▶ **THE TASK**
Every line of the records below should be restated exactly.

▶ **WORKING DATA**
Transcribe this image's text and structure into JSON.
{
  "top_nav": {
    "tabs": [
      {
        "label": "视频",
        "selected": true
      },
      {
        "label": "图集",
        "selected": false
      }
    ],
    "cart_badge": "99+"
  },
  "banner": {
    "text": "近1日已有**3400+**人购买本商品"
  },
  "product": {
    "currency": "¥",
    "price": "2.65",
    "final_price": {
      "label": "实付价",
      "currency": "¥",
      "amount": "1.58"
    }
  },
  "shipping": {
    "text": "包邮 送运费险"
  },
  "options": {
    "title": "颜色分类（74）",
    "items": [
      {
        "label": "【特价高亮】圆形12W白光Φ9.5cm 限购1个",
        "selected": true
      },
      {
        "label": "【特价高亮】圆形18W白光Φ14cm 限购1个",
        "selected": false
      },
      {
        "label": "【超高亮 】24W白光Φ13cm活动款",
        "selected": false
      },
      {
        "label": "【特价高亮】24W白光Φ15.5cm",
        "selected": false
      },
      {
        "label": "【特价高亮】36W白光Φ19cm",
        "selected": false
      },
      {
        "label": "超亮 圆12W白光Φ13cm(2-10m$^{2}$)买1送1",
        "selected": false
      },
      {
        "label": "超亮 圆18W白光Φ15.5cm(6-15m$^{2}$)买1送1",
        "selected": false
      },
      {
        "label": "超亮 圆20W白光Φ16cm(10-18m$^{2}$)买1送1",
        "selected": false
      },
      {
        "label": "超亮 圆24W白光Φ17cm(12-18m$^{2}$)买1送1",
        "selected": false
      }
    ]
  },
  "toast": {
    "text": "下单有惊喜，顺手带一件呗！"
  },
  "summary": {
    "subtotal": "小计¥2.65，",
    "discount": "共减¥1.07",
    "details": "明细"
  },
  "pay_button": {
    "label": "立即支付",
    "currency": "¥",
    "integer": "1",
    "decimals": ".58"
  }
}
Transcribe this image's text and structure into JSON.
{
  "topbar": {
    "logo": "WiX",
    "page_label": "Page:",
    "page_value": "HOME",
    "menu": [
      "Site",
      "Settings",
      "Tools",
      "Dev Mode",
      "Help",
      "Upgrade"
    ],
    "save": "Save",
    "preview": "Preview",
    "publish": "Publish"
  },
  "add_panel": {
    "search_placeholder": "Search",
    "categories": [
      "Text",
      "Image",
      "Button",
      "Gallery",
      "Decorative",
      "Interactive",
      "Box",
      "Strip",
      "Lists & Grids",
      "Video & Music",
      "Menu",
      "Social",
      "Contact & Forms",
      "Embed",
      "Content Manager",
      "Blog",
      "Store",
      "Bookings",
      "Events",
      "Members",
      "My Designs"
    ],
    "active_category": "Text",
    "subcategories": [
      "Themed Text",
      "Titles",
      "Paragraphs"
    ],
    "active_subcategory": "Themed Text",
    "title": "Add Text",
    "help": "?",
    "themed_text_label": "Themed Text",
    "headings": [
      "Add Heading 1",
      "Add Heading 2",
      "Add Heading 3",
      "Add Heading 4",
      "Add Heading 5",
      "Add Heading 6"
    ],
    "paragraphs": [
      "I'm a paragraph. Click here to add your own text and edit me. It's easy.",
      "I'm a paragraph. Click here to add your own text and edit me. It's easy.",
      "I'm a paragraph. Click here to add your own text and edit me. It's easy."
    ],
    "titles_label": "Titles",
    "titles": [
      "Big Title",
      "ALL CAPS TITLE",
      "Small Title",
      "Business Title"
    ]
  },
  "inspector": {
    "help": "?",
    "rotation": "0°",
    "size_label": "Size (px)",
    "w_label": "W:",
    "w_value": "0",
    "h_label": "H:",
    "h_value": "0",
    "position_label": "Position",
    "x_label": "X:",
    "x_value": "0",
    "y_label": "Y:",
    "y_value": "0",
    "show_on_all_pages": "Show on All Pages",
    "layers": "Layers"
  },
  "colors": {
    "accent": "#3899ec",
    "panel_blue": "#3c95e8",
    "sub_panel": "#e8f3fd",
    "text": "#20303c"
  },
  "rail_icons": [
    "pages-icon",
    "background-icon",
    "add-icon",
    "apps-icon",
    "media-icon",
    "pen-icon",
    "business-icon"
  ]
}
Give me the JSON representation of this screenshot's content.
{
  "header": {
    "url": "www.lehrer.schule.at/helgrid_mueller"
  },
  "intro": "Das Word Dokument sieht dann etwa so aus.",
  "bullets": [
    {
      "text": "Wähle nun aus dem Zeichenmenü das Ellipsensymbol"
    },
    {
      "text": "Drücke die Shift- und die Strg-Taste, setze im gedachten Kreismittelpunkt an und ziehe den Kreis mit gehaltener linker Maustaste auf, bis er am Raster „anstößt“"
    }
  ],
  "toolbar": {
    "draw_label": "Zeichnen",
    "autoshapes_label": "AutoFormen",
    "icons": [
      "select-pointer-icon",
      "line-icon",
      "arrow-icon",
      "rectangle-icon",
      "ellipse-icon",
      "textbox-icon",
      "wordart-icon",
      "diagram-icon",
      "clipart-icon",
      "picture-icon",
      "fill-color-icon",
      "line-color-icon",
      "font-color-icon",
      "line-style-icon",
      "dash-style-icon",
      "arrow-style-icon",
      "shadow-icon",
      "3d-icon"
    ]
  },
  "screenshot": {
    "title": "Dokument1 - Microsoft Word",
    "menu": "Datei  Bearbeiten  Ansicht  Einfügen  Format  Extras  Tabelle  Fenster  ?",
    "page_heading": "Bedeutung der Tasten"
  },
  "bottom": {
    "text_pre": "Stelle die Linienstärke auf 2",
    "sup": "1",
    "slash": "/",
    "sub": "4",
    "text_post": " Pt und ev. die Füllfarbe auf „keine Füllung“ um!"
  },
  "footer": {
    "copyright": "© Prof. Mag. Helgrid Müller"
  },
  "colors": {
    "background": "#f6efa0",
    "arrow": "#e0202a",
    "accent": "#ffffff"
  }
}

▶ **FULL SOLUTION**
Transcribe this image's text and structure into JSON.
{
  "top_nav": {
    "tabs": [
      {
        "label": "视频",
        "selected": true
      },
      {
        "label": "图集",
        "selected": false
      }
    ],
    "cart_badge": "99+"
  },
  "banner": {
    "text": "近1日已有**3400+**人购买本商品"
  },
  "product": {
    "currency": "¥",
    "price": "2.65",
    "final_price": {
      "label": "实付价",
      "currency": "¥",
      "amount": "1.58"
    }
  },
  "shipping": {
    "text": "包邮 送运费险"
  },
  "options": {
    "title": "颜色分类（74）",
    "items": [
      {
        "label": "【特价高亮】圆形12W白光Φ9.5cm 限购1个",
        "selected": true
      },
      {
        "label": "【特价高亮】圆形18W白光Φ14cm 限购1个",
        "selected": false
      },
      {
        "label": "【超高亮 】24W白光Φ13cm活动款",
        "selected": false
      },
      {
        "label": "【特价高亮】24W白光Φ15.5cm",
        "selected": false
      },
      {
        "label": "【特价高亮】36W白光Φ19cm",
        "selected": false
      },
      {
        "label": "超亮 圆12W白光Φ13cm(2-10m$^{2}$)买1送1",
        "selected": false
      },
      {
        "label": "超亮 圆18W白光Φ15.5cm(6-15m$^{2}$)买1送1",
        "selected": false
      },
      {
        "label": "超亮 圆20W白光Φ16cm(10-18m$^{2}$)买1送1",
        "selected": false
      },
      {
        "label": "超亮 圆24W白光Φ17cm(12-18m$^{2}$)买1送1",
        "selected": false
      }
    ]
  },
  "toast": {
    "text": "下单有惊喜，顺手带一件呗！"
  },
  "summary": {
    "subtotal": "小计¥2.65，",
    "discount": "共减¥1.07",
    "details": "明细"
  },
  "pay_button": {
    "label": "立即支付",
    "currency": "¥",
    "integer": "1",
    "decimals": ".58"
  }
}
Transcribe this image's text and structure into JSON.
{
  "topbar": {
    "logo": "WiX",
    "page_label": "Page:",
    "page_value": "HOME",
    "menu": [
      "Site",
      "Settings",
      "Tools",
      "Dev Mode",
      "Help",
      "Upgrade"
    ],
    "save": "Save",
    "preview": "Preview",
    "publish": "Publish"
  },
  "add_panel": {
    "search_placeholder": "Search",
    "categories": [
      "Text",
      "Image",
      "Button",
      "Gallery",
      "Decorative",
      "Interactive",
      "Box",
      "Strip",
      "Lists & Grids",
      "Video & Music",
      "Menu",
      "Social",
      "Contact & Forms",
      "Embed",
      "Content Manager",
      "Blog",
      "Store",
      "Bookings",
      "Events",
      "Members",
      "My Designs"
    ],
    "active_category": "Text",
    "subcategories": [
      "Themed Text",
      "Titles",
      "Paragraphs"
    ],
    "active_subcategory": "Themed Text",
    "title": "Add Text",
    "help": "?",
    "themed_text_label": "Themed Text",
    "headings": [
      "Add Heading 1",
      "Add Heading 2",
      "Add Heading 3",
      "Add Heading 4",
      "Add Heading 5",
      "Add Heading 6"
    ],
    "paragraphs": [
      "I'm a paragraph. Click here to add your own text and edit me. It's easy.",
      "I'm a paragraph. Click here to add your own text and edit me. It's easy.",
      "I'm a paragraph. Click here to add your own text and edit me. It's easy."
    ],
    "titles_label": "Titles",
    "titles": [
      "Big Title",
      "ALL CAPS TITLE",
      "Small Title",
      "Business Title"
    ]
  },
  "inspector": {
    "help": "?",
    "rotation": "0°",
    "size_label": "Size (px)",
    "w_label": "W:",
    "w_value": "0",
    "h_label": "H:",
    "h_value": "0",
    "position_label": "Position",
    "x_label": "X:",
    "x_value": "0",
    "y_label": "Y:",
    "y_value": "0",
    "show_on_all_pages": "Show on All Pages",
    "layers": "Layers"
  },
  "colors": {
    "accent": "#3899ec",
    "panel_blue": "#3c95e8",
    "sub_panel": "#e8f3fd",
    "text": "#20303c"
  },
  "rail_icons": [
    "pages-icon",
    "background-icon",
    "add-icon",
    "apps-icon",
    "media-icon",
    "pen-icon",
    "business-icon"
  ]
}
Give me the JSON representation of this screenshot's content.
{
  "header": {
    "url": "www.lehrer.schule.at/helgrid_mueller"
  },
  "intro": "Das Word Dokument sieht dann etwa so aus.",
  "bullets": [
    {
      "text": "Wähle nun aus dem Zeichenmenü das Ellipsensymbol"
    },
    {
      "text": "Drücke die Shift- und die Strg-Taste, setze im gedachten Kreismittelpunkt an und ziehe den Kreis mit gehaltener linker Maustaste auf, bis er am Raster „anstößt“"
    }
  ],
  "toolbar": {
    "draw_label": "Zeichnen",
    "autoshapes_label": "AutoFormen",
    "icons": [
      "select-pointer-icon",
      "line-icon",
      "arrow-icon",
      "rectangle-icon",
      "ellipse-icon",
      "textbox-icon",
      "wordart-icon",
      "diagram-icon",
      "clipart-icon",
      "picture-icon",
      "fill-color-icon",
      "line-color-icon",
      "font-color-icon",
      "line-style-icon",
      "dash-style-icon",
      "arrow-style-icon",
      "shadow-icon",
      "3d-icon"
    ]
  },
  "screenshot": {
    "title": "Dokument1 - Microsoft Word",
    "menu": "Datei  Bearbeiten  Ansicht  Einfügen  Format  Extras  Tabelle  Fenster  ?",
    "page_heading": "Bedeutung der Tasten"
  },
  "bottom": {
    "text_pre": "Stelle die Linienstärke auf 2",
    "sup": "1",
    "slash": "/",
    "sub": "4",
    "text_post": " Pt und ev. die Füllfarbe auf „keine Füllung“ um!"
  },
  "footer": {
    "copyright": "© Prof. Mag. Helgrid Müller"
  },
  "colors": {
    "background": "#f6efa0",
    "arrow": "#e0202a",
    "accent": "#ffffff"
  }
}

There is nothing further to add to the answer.